## begin Data extract

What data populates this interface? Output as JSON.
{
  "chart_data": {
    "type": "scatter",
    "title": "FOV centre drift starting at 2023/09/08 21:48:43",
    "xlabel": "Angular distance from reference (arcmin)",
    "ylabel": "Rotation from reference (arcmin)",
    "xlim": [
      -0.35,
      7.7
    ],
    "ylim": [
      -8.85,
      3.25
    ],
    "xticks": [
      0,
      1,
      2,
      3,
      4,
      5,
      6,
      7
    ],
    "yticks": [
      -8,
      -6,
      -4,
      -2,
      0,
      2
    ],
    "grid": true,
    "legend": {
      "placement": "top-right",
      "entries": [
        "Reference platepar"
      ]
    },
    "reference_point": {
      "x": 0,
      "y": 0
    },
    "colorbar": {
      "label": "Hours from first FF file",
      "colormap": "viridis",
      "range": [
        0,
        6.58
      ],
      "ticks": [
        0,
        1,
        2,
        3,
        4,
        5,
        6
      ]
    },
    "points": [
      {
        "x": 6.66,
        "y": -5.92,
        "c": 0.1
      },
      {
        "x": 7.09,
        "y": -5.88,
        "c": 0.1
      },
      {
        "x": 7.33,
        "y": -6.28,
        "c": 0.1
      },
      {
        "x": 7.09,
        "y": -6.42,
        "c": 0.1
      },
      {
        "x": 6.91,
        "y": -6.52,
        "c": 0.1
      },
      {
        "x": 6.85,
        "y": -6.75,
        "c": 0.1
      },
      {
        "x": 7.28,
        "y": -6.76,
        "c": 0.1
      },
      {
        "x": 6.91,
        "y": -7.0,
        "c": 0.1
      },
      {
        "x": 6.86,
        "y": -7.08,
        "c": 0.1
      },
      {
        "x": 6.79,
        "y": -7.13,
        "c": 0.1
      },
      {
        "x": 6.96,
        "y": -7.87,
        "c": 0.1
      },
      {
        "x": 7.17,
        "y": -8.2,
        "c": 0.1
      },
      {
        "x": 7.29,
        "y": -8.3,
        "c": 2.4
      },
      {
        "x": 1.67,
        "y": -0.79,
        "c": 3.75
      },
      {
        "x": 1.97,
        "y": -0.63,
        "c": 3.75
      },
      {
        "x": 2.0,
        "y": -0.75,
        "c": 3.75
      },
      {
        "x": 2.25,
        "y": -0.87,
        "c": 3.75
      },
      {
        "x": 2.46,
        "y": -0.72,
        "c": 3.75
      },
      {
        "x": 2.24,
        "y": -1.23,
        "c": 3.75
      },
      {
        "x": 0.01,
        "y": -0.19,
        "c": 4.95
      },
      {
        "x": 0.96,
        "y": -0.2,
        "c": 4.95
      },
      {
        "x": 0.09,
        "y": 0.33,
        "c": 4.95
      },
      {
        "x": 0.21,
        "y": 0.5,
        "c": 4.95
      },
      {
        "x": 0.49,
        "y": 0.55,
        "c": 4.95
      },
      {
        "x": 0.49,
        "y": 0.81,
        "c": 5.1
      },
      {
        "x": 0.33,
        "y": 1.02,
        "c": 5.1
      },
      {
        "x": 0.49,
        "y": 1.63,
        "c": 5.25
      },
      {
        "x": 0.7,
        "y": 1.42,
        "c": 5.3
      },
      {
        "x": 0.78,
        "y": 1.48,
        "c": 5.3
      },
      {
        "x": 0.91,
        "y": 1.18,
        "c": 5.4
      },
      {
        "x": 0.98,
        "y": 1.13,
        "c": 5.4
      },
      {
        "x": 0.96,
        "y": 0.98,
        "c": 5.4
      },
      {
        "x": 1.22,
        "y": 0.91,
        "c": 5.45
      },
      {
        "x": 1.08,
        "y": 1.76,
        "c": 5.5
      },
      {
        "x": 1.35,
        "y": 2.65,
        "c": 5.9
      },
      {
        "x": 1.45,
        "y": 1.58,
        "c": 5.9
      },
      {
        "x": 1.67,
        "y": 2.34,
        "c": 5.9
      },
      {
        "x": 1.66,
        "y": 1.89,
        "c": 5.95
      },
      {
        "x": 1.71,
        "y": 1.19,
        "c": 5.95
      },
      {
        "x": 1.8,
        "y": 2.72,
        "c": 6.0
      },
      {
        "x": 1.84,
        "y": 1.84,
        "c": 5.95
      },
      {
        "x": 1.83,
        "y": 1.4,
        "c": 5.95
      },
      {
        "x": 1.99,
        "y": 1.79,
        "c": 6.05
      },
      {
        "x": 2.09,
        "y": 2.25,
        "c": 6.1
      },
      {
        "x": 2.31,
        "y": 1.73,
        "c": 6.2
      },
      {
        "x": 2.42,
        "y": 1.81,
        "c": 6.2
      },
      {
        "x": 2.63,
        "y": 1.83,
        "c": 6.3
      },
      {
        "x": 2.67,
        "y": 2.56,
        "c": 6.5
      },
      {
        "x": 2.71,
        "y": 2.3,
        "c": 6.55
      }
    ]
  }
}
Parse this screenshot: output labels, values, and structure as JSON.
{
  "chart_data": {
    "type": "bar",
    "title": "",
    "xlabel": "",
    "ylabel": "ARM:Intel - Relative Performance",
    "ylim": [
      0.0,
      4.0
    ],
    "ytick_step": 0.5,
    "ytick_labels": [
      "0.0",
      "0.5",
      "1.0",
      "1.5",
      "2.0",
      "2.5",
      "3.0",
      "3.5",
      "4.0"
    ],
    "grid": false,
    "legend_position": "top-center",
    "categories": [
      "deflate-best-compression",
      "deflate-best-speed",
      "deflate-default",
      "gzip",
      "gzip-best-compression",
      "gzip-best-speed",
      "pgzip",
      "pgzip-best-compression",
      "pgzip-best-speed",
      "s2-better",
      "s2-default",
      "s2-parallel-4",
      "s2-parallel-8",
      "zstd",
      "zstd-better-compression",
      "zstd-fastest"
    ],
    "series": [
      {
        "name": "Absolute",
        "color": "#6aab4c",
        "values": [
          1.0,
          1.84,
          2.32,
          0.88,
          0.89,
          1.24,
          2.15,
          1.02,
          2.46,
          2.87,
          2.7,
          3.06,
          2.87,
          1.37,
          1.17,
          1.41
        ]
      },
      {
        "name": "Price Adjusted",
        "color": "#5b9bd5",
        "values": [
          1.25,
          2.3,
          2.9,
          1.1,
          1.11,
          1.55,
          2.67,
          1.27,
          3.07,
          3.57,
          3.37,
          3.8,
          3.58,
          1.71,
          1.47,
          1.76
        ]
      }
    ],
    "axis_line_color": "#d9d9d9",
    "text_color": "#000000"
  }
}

## end Data extract

**Your task**
Examine the entries and report how many of their lines contain the string "pgzip", giving no more than the number.

**Output**
3